Given task:
Can you give all the records again without altering a single character?

Given information:
------------------------------------------------

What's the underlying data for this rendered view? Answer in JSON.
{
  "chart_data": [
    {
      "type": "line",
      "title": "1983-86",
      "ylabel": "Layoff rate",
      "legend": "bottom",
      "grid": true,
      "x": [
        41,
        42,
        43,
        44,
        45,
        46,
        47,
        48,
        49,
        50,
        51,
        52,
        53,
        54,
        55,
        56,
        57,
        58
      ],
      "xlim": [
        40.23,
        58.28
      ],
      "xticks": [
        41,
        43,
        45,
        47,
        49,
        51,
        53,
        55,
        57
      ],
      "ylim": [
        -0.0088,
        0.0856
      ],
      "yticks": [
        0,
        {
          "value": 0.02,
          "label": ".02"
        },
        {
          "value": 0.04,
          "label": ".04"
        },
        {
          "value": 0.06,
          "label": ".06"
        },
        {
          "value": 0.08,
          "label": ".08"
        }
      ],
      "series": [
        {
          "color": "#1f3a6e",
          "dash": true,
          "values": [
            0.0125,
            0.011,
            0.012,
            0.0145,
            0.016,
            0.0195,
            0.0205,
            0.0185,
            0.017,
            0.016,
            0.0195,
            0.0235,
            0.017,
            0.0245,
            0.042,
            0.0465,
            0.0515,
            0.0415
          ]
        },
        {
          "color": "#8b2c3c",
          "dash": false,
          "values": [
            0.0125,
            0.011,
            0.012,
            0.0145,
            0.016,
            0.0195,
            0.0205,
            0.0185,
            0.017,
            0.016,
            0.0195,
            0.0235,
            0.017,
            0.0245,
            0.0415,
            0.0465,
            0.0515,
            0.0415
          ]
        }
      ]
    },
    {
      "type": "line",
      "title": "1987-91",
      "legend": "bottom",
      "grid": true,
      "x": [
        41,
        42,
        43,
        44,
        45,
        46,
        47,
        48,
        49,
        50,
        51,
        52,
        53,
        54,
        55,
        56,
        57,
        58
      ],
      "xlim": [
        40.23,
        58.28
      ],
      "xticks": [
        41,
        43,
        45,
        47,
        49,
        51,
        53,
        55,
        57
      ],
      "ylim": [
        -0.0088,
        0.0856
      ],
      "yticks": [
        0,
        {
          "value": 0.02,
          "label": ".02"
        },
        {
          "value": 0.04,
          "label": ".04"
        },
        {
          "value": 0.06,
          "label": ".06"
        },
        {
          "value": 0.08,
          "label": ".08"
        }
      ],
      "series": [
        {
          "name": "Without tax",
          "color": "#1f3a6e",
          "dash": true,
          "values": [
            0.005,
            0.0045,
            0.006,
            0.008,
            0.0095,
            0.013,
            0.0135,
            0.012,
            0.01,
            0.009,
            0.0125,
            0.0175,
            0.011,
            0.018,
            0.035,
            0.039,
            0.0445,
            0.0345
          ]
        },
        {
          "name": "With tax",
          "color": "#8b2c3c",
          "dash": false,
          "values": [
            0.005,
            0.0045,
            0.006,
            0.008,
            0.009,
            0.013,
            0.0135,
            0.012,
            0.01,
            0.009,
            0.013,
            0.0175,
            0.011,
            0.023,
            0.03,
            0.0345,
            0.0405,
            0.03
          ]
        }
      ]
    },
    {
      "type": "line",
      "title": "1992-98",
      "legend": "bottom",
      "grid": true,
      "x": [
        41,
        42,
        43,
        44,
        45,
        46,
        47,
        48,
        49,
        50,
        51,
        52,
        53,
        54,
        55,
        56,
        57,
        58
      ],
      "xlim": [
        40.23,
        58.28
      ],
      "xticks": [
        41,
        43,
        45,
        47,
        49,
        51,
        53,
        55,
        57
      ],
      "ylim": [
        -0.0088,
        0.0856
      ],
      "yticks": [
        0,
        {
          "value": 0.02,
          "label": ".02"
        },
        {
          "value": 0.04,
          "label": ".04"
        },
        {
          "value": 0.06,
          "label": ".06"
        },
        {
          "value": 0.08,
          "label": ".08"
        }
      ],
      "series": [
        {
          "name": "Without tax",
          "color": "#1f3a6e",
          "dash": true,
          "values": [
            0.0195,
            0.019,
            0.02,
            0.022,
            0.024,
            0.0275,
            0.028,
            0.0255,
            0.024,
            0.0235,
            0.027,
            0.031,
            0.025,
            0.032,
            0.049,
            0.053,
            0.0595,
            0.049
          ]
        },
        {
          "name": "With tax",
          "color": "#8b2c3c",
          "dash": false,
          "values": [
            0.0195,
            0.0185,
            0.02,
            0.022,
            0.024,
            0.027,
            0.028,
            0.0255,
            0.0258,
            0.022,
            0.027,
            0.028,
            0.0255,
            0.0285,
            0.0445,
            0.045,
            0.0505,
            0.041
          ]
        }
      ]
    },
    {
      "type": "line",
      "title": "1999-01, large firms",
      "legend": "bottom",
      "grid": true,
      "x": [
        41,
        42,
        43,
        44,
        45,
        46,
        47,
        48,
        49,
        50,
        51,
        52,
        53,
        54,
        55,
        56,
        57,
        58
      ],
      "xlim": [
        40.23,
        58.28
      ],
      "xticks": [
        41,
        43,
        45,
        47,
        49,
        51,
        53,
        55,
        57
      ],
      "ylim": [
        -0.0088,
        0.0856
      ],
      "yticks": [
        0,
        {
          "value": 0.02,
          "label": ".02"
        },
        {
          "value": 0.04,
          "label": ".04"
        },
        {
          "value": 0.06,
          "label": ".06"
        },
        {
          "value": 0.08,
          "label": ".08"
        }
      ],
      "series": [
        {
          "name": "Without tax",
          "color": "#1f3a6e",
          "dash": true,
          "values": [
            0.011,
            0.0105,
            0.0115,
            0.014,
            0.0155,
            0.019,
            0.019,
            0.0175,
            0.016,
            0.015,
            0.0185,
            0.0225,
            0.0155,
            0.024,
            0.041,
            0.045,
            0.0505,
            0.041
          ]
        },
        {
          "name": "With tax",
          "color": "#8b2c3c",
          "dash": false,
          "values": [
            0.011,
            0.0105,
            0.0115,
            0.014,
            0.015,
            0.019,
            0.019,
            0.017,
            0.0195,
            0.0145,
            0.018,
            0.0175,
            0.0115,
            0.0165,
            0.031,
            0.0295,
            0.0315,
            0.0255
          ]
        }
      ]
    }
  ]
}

------------------------------------------------

Final answer:
What's the underlying data for this rendered view? Answer in JSON.
{
  "chart_data": [
    {
      "type": "line",
      "title": "1983-86",
      "ylabel": "Layoff rate",
      "legend": "bottom",
      "grid": true,
      "x": [
        41,
        42,
        43,
        44,
        45,
        46,
        47,
        48,
        49,
        50,
        51,
        52,
        53,
        54,
        55,
        56,
        57,
        58
      ],
      "xlim": [
        40.23,
        58.28
      ],
      "xticks": [
        41,
        43,
        45,
        47,
        49,
        51,
        53,
        55,
        57
      ],
      "ylim": [
        -0.0088,
        0.0856
      ],
      "yticks": [
        0,
        {
          "value": 0.02,
          "label": ".02"
        },
        {
          "value": 0.04,
          "label": ".04"
        },
        {
          "value": 0.06,
          "label": ".06"
        },
        {
          "value": 0.08,
          "label": ".08"
        }
      ],
      "series": [
        {
          "color": "#1f3a6e",
          "dash": true,
          "values": [
            0.0125,
            0.011,
            0.012,
            0.0145,
            0.016,
            0.0195,
            0.0205,
            0.0185,
            0.017,
            0.016,
            0.0195,
            0.0235,
            0.017,
            0.0245,
            0.042,
            0.0465,
            0.0515,
            0.0415
          ]
        },
        {
          "color": "#8b2c3c",
          "dash": false,
          "values": [
            0.0125,
            0.011,
            0.012,
            0.0145,
            0.016,
            0.0195,
            0.0205,
            0.0185,
            0.017,
            0.016,
            0.0195,
            0.0235,
            0.017,
            0.0245,
            0.0415,
            0.0465,
            0.0515,
            0.0415
          ]
        }
      ]
    },
    {
      "type": "line",
      "title": "1987-91",
      "legend": "bottom",
      "grid": true,
      "x": [
        41,
        42,
        43,
        44,
        45,
        46,
        47,
        48,
        49,
        50,
        51,
        52,
        53,
        54,
        55,
        56,
        57,
        58
      ],
      "xlim": [
        40.23,
        58.28
      ],
      "xticks": [
        41,
        43,
        45,
        47,
        49,
        51,
        53,
        55,
        57
      ],
      "ylim": [
        -0.0088,
        0.0856
      ],
      "yticks": [
        0,
        {
          "value": 0.02,
          "label": ".02"
        },
        {
          "value": 0.04,
          "label": ".04"
        },
        {
          "value": 0.06,
          "label": ".06"
        },
        {
          "value": 0.08,
          "label": ".08"
        }
      ],
      "series": [
        {
          "name": "Without tax",
          "color": "#1f3a6e",
          "dash": true,
          "values": [
            0.005,
            0.0045,
            0.006,
            0.008,
            0.0095,
            0.013,
            0.0135,
            0.012,
            0.01,
            0.009,
            0.0125,
            0.0175,
            0.011,
            0.018,
            0.035,
            0.039,
            0.0445,
            0.0345
          ]
        },
        {
          "name": "With tax",
          "color": "#8b2c3c",
          "dash": false,
          "values": [
            0.005,
            0.0045,
            0.006,
            0.008,
            0.009,
            0.013,
            0.0135,
            0.012,
            0.01,
            0.009,
            0.013,
            0.0175,
            0.011,
            0.023,
            0.03,
            0.0345,
            0.0405,
            0.03
          ]
        }
      ]
    },
    {
      "type": "line",
      "title": "1992-98",
      "legend": "bottom",
      "grid": true,
      "x": [
        41,
        42,
        43,
        44,
        45,
        46,
        47,
        48,
        49,
        50,
        51,
        52,
        53,
        54,
        55,
        56,
        57,
        58
      ],
      "xlim": [
        40.23,
        58.28
      ],
      "xticks": [
        41,
        43,
        45,
        47,
        49,
        51,
        53,
        55,
        57
      ],
      "ylim": [
        -0.0088,
        0.0856
      ],
      "yticks": [
        0,
        {
          "value": 0.02,
          "label": ".02"
        },
        {
          "value": 0.04,
          "label": ".04"
        },
        {
          "value": 0.06,
          "label": ".06"
        },
        {
          "value": 0.08,
          "label": ".08"
        }
      ],
      "series": [
        {
          "name": "Without tax",
          "color": "#1f3a6e",
          "dash": true,
          "values": [
            0.0195,
            0.019,
            0.02,
            0.022,
            0.024,
            0.0275,
            0.028,
            0.0255,
            0.024,
            0.0235,
            0.027,
            0.031,
            0.025,
            0.032,
            0.049,
            0.053,
            0.0595,
            0.049
          ]
        },
        {
          "name": "With tax",
          "color": "#8b2c3c",
          "dash": false,
          "values": [
            0.0195,
            0.0185,
            0.02,
            0.022,
            0.024,
            0.027,
            0.028,
            0.0255,
            0.0258,
            0.022,
            0.027,
            0.028,
            0.0255,
            0.0285,
            0.0445,
            0.045,
            0.0505,
            0.041
          ]
        }
      ]
    },
    {
      "type": "line",
      "title": "1999-01, large firms",
      "legend": "bottom",
      "grid": true,
      "x": [
        41,
        42,
        43,
        44,
        45,
        46,
        47,
        48,
        49,
        50,
        51,
        52,
        53,
        54,
        55,
        56,
        57,
        58
      ],
      "xlim": [
        40.23,
        58.28
      ],
      "xticks": [
        41,
        43,
        45,
        47,
        49,
        51,
        53,
        55,
        57
      ],
      "ylim": [
        -0.0088,
        0.0856
      ],
      "yticks": [
        0,
        {
          "value": 0.02,
          "label": ".02"
        },
        {
          "value": 0.04,
          "label": ".04"
        },
        {
          "value": 0.06,
          "label": ".06"
        },
        {
          "value": 0.08,
          "label": ".08"
        }
      ],
      "series": [
        {
          "name": "Without tax",
          "color": "#1f3a6e",
          "dash": true,
          "values": [
            0.011,
            0.0105,
            0.0115,
            0.014,
            0.0155,
            0.019,
            0.019,
            0.0175,
            0.016,
            0.015,
            0.0185,
            0.0225,
            0.0155,
            0.024,
            0.041,
            0.045,
            0.0505,
            0.041
          ]
        },
        {
          "name": "With tax",
          "color": "#8b2c3c",
          "dash": false,
          "values": [
            0.011,
            0.0105,
            0.0115,
            0.014,
            0.015,
            0.019,
            0.019,
            0.017,
            0.0195,
            0.0145,
            0.018,
            0.0175,
            0.0115,
            0.0165,
            0.031,
            0.0295,
            0.0315,
            0.0255
          ]
        }
      ]
    }
  ]
}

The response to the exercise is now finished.